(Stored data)
────────────────

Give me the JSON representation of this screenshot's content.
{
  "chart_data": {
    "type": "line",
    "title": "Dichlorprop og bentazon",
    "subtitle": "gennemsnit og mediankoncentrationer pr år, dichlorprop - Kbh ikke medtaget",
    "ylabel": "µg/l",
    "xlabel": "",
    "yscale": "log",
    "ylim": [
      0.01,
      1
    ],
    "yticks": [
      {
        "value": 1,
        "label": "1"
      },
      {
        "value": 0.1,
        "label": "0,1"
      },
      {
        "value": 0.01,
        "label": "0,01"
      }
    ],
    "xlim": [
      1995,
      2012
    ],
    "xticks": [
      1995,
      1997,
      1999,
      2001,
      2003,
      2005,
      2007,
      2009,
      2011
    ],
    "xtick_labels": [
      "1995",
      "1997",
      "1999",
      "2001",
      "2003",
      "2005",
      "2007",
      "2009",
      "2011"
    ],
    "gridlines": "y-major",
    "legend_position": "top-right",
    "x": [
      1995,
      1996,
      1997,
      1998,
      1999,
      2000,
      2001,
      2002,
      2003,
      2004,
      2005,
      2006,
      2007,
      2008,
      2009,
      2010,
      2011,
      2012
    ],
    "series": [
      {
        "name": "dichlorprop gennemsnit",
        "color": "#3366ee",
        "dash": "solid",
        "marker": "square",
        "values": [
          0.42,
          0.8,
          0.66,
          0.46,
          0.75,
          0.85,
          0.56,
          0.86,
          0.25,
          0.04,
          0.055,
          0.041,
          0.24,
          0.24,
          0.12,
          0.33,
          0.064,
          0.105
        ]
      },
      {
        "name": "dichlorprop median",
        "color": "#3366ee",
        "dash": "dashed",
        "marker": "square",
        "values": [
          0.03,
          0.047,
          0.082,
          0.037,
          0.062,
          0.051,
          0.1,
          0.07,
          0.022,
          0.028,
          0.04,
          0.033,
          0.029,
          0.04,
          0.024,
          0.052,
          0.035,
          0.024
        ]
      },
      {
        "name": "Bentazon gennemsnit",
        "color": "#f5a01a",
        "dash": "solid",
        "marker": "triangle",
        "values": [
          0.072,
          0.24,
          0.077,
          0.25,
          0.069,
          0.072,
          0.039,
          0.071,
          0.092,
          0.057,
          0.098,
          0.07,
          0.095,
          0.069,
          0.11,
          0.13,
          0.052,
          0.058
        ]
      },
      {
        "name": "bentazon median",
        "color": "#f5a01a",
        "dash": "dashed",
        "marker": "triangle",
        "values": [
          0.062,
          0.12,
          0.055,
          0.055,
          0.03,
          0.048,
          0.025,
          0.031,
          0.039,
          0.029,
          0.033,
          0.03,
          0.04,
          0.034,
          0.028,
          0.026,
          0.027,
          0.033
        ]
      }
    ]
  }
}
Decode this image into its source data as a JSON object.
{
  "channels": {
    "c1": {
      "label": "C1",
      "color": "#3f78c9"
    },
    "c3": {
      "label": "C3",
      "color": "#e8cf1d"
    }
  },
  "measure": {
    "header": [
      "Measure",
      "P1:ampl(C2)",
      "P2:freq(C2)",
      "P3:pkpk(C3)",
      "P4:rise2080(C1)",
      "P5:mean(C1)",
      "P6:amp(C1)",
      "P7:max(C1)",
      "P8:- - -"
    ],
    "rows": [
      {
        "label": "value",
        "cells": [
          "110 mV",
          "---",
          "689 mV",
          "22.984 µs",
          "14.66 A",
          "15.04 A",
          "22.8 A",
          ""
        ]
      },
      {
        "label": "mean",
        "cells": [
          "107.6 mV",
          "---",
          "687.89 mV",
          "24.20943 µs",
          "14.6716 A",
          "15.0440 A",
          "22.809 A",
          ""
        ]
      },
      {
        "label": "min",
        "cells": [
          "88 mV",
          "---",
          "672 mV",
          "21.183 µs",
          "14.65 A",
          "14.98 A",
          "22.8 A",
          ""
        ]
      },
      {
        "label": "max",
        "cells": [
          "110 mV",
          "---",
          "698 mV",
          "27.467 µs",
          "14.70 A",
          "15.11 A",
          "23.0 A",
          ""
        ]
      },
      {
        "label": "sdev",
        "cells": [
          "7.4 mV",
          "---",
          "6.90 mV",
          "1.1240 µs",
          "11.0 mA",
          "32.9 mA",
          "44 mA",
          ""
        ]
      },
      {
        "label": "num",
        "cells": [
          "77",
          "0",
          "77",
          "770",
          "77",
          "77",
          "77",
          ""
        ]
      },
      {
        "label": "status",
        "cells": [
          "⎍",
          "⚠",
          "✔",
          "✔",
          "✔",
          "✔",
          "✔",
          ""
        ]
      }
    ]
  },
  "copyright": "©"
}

────────────────

» **WHAT TO DO**
Say, as a single number and nothing more, how many lines of the entries contain the word "this".

» **COMPLETE OUTPUT**
2